▸ Exercise prompt:
Your task is to repeat all of the material exactly.

▸ Exercise input:
· · ·

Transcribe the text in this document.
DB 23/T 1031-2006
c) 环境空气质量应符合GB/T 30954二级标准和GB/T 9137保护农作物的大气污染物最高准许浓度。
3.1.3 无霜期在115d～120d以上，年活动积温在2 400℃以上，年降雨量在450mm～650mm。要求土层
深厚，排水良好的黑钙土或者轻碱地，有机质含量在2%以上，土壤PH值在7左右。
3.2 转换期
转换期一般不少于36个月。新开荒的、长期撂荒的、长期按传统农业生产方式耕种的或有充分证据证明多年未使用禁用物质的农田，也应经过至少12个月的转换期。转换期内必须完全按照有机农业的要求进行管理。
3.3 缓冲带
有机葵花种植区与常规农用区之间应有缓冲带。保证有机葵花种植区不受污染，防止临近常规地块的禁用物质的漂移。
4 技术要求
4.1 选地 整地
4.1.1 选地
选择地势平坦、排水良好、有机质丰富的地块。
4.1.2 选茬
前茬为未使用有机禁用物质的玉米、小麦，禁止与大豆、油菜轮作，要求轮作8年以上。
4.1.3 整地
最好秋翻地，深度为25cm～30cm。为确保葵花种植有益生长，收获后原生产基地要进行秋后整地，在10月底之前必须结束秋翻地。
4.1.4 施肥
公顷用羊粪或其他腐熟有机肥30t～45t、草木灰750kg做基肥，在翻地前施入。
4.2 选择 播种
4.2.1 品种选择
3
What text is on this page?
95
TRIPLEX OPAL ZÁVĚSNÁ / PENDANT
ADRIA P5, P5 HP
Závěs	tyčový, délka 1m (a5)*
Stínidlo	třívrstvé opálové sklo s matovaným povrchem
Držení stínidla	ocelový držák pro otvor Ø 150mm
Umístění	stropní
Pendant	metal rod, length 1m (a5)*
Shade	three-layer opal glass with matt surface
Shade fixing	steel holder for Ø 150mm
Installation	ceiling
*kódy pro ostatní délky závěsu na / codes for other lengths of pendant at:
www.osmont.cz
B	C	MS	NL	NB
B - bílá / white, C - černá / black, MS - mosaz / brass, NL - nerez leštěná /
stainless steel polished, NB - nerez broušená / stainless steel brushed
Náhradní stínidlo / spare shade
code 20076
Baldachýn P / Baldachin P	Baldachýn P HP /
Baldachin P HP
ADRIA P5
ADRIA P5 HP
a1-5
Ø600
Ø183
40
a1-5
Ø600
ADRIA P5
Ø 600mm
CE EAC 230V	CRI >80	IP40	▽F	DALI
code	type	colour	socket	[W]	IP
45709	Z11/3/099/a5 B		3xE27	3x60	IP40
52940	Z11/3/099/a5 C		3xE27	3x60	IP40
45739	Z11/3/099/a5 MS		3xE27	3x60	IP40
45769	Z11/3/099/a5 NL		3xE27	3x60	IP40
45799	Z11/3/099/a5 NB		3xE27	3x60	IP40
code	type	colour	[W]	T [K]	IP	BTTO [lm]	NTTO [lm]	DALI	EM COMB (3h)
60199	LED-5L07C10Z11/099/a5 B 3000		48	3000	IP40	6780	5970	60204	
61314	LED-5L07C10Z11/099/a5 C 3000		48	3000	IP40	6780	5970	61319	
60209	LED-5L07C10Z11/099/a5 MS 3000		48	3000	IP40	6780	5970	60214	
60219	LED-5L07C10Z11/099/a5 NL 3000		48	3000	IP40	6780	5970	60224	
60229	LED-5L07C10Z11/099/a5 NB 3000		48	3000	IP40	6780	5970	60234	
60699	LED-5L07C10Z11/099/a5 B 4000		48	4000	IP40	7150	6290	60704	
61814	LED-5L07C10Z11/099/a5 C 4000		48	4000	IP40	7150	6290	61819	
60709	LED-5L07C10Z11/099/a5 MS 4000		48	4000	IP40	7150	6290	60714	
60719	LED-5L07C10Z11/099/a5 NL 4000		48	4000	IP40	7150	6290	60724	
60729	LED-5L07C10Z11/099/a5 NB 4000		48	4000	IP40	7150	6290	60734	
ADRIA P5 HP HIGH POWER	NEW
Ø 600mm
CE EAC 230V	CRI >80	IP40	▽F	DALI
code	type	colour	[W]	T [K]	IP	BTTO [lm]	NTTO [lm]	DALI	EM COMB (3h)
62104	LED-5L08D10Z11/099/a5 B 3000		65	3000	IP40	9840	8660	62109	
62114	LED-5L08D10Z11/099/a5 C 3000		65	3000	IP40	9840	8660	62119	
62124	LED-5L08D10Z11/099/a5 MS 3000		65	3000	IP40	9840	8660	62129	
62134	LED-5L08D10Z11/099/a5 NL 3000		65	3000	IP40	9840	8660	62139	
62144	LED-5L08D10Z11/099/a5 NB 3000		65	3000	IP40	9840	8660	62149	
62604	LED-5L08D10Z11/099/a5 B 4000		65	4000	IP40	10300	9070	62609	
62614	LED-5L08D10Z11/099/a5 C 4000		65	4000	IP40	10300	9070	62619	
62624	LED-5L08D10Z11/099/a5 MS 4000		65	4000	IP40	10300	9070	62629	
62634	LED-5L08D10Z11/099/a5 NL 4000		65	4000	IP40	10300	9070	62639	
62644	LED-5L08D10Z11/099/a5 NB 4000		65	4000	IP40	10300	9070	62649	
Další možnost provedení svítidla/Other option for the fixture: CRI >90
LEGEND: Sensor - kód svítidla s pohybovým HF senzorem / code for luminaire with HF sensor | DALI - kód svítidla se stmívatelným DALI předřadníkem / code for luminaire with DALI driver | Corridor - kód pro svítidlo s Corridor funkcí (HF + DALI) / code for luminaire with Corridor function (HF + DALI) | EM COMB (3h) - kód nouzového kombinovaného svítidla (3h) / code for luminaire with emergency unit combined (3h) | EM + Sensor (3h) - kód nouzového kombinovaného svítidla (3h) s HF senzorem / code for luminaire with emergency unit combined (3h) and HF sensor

· · ·

▸ Solved exercise:
Transcribe the text in this document.
DB 23/T 1031-2006
c) 环境空气质量应符合GB/T 30954二级标准和GB/T 9137保护农作物的大气污染物最高准许浓度。
3.1.3 无霜期在115d～120d以上，年活动积温在2 400℃以上，年降雨量在450mm～650mm。要求土层
深厚，排水良好的黑钙土或者轻碱地，有机质含量在2%以上，土壤PH值在7左右。
3.2 转换期
转换期一般不少于36个月。新开荒的、长期撂荒的、长期按传统农业生产方式耕种的或有充分证据证明多年未使用禁用物质的农田，也应经过至少12个月的转换期。转换期内必须完全按照有机农业的要求进行管理。
3.3 缓冲带
有机葵花种植区与常规农用区之间应有缓冲带。保证有机葵花种植区不受污染，防止临近常规地块的禁用物质的漂移。
4 技术要求
4.1 选地 整地
4.1.1 选地
选择地势平坦、排水良好、有机质丰富的地块。
4.1.2 选茬
前茬为未使用有机禁用物质的玉米、小麦，禁止与大豆、油菜轮作，要求轮作8年以上。
4.1.3 整地
最好秋翻地，深度为25cm～30cm。为确保葵花种植有益生长，收获后原生产基地要进行秋后整地，在10月底之前必须结束秋翻地。
4.1.4 施肥
公顷用羊粪或其他腐熟有机肥30t～45t、草木灰750kg做基肥，在翻地前施入。
4.2 选择 播种
4.2.1 品种选择
3
What text is on this page?
95
TRIPLEX OPAL ZÁVĚSNÁ / PENDANT
ADRIA P5, P5 HP
Závěs	tyčový, délka 1m (a5)*
Stínidlo	třívrstvé opálové sklo s matovaným povrchem
Držení stínidla	ocelový držák pro otvor Ø 150mm
Umístění	stropní
Pendant	metal rod, length 1m (a5)*
Shade	three-layer opal glass with matt surface
Shade fixing	steel holder for Ø 150mm
Installation	ceiling
*kódy pro ostatní délky závěsu na / codes for other lengths of pendant at:
www.osmont.cz
B	C	MS	NL	NB
B - bílá / white, C - černá / black, MS - mosaz / brass, NL - nerez leštěná /
stainless steel polished, NB - nerez broušená / stainless steel brushed
Náhradní stínidlo / spare shade
code 20076
Baldachýn P / Baldachin P	Baldachýn P HP /
Baldachin P HP
ADRIA P5
ADRIA P5 HP
a1-5
Ø600
Ø183
40
a1-5
Ø600
ADRIA P5
Ø 600mm
CE EAC 230V	CRI >80	IP40	▽F	DALI
code	type	colour	socket	[W]	IP
45709	Z11/3/099/a5 B		3xE27	3x60	IP40
52940	Z11/3/099/a5 C		3xE27	3x60	IP40
45739	Z11/3/099/a5 MS		3xE27	3x60	IP40
45769	Z11/3/099/a5 NL		3xE27	3x60	IP40
45799	Z11/3/099/a5 NB		3xE27	3x60	IP40
code	type	colour	[W]	T [K]	IP	BTTO [lm]	NTTO [lm]	DALI	EM COMB (3h)
60199	LED-5L07C10Z11/099/a5 B 3000		48	3000	IP40	6780	5970	60204	
61314	LED-5L07C10Z11/099/a5 C 3000		48	3000	IP40	6780	5970	61319	
60209	LED-5L07C10Z11/099/a5 MS 3000		48	3000	IP40	6780	5970	60214	
60219	LED-5L07C10Z11/099/a5 NL 3000		48	3000	IP40	6780	5970	60224	
60229	LED-5L07C10Z11/099/a5 NB 3000		48	3000	IP40	6780	5970	60234	
60699	LED-5L07C10Z11/099/a5 B 4000		48	4000	IP40	7150	6290	60704	
61814	LED-5L07C10Z11/099/a5 C 4000		48	4000	IP40	7150	6290	61819	
60709	LED-5L07C10Z11/099/a5 MS 4000		48	4000	IP40	7150	6290	60714	
60719	LED-5L07C10Z11/099/a5 NL 4000		48	4000	IP40	7150	6290	60724	
60729	LED-5L07C10Z11/099/a5 NB 4000		48	4000	IP40	7150	6290	60734	
ADRIA P5 HP HIGH POWER	NEW
Ø 600mm
CE EAC 230V	CRI >80	IP40	▽F	DALI
code	type	colour	[W]	T [K]	IP	BTTO [lm]	NTTO [lm]	DALI	EM COMB (3h)
62104	LED-5L08D10Z11/099/a5 B 3000		65	3000	IP40	9840	8660	62109	
62114	LED-5L08D10Z11/099/a5 C 3000		65	3000	IP40	9840	8660	62119	
62124	LED-5L08D10Z11/099/a5 MS 3000		65	3000	IP40	9840	8660	62129	
62134	LED-5L08D10Z11/099/a5 NL 3000		65	3000	IP40	9840	8660	62139	
62144	LED-5L08D10Z11/099/a5 NB 3000		65	3000	IP40	9840	8660	62149	
62604	LED-5L08D10Z11/099/a5 B 4000		65	4000	IP40	10300	9070	62609	
62614	LED-5L08D10Z11/099/a5 C 4000		65	4000	IP40	10300	9070	62619	
62624	LED-5L08D10Z11/099/a5 MS 4000		65	4000	IP40	10300	9070	62629	
62634	LED-5L08D10Z11/099/a5 NL 4000		65	4000	IP40	10300	9070	62639	
62644	LED-5L08D10Z11/099/a5 NB 4000		65	4000	IP40	10300	9070	62649	
Další možnost provedení svítidla/Other option for the fixture: CRI >90
LEGEND: Sensor - kód svítidla s pohybovým HF senzorem / code for luminaire with HF sensor | DALI - kód svítidla se stmívatelným DALI předřadníkem / code for luminaire with DALI driver | Corridor - kód pro svítidlo s Corridor funkcí (HF + DALI) / code for luminaire with Corridor function (HF + DALI) | EM COMB (3h) - kód nouzového kombinovaného svítidla (3h) / code for luminaire with emergency unit combined (3h) | EM + Sensor (3h) - kód nouzového kombinovaného svítidla (3h) s HF senzorem / code for luminaire with emergency unit combined (3h) and HF sensor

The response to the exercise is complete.